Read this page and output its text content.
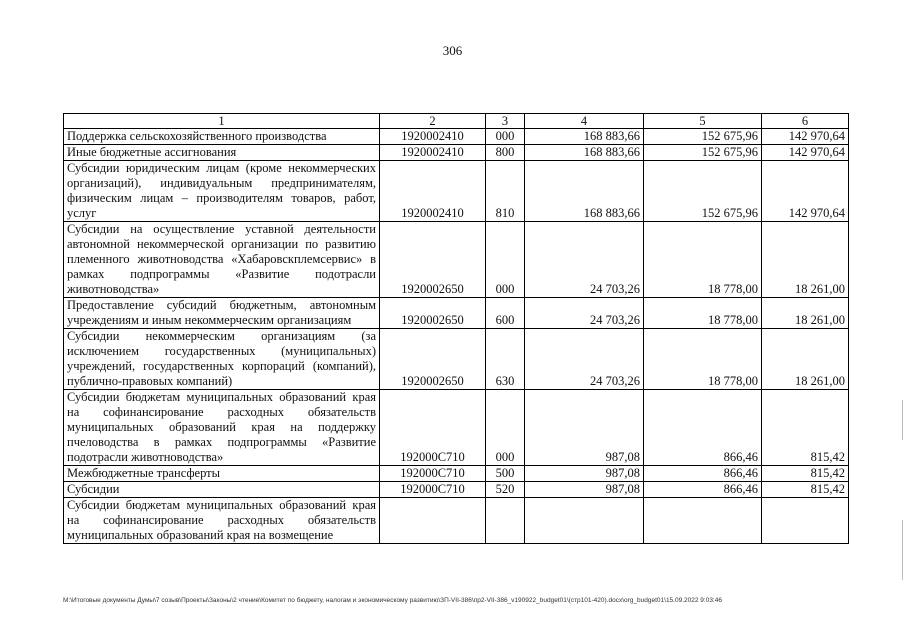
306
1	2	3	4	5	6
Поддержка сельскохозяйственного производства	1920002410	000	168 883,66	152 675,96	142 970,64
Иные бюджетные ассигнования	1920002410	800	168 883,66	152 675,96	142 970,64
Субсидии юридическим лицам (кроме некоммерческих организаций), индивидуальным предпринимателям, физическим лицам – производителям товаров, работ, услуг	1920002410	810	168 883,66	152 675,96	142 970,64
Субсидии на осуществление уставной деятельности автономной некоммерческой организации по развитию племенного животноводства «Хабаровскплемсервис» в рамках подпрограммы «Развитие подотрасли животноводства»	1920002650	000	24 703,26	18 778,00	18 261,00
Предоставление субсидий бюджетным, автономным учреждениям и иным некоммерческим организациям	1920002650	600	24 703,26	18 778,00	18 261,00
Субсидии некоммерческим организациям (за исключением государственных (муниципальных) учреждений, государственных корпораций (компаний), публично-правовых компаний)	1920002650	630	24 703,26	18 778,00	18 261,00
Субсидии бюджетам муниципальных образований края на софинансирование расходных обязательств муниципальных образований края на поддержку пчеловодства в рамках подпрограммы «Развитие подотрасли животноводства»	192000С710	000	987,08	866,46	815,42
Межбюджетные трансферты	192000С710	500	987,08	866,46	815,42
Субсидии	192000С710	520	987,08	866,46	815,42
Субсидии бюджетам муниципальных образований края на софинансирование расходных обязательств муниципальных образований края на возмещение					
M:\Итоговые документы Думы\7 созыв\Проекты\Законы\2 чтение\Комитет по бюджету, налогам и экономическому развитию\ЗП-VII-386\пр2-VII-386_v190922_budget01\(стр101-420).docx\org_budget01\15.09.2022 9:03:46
-- -- --
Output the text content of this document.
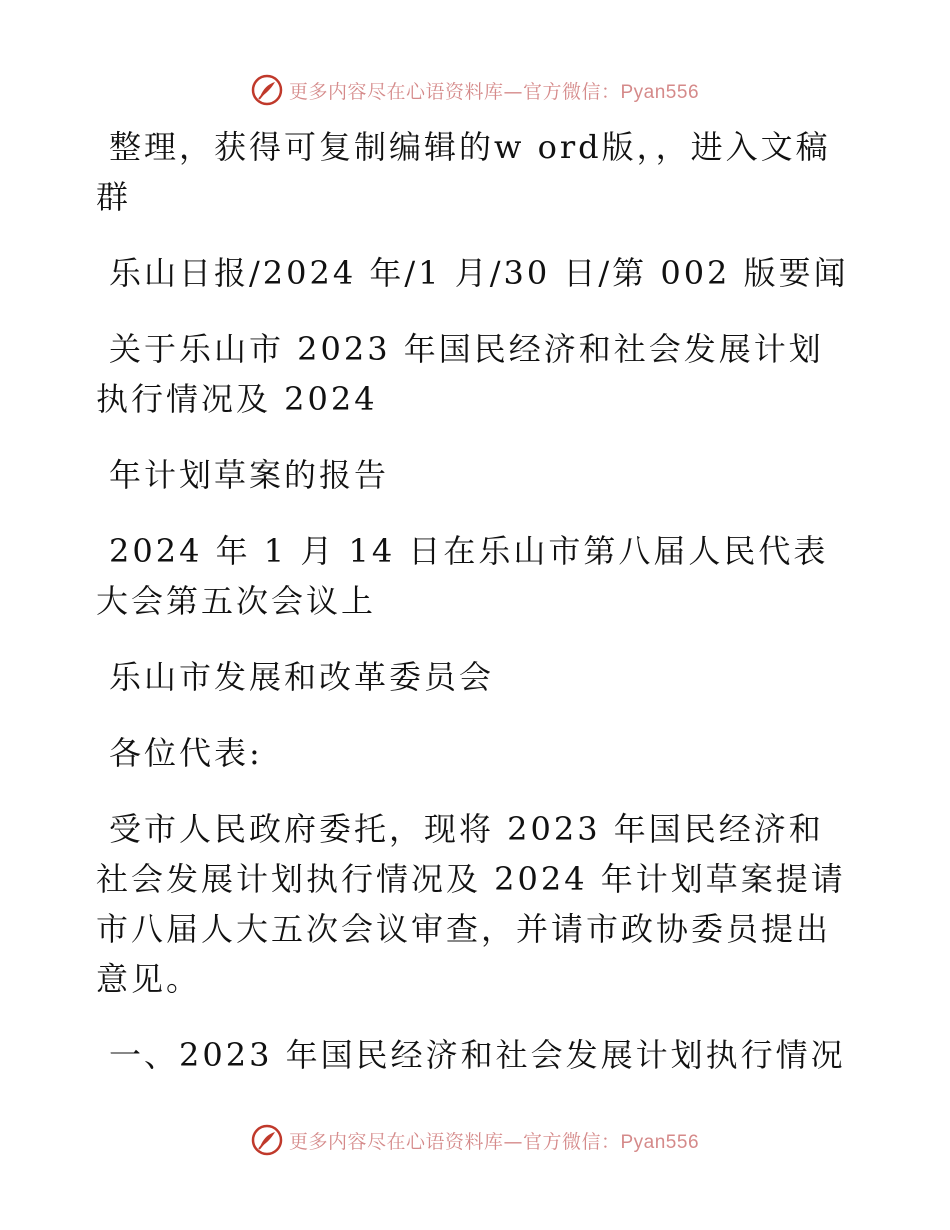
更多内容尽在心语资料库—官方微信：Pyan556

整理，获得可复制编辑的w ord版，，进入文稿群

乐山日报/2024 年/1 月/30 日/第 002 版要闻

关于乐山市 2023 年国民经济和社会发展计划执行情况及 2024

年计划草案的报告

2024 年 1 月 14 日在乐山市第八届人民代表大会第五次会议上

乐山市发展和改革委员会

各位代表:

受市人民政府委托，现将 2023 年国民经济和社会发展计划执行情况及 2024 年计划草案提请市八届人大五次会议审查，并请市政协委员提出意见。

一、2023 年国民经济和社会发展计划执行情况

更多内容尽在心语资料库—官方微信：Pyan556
-- -- --
> EXERCISE DIRECTIONS
Give the number of lines above that hold the word "this", and nothing more.

> SOLUTION TO THE PROBLEM
2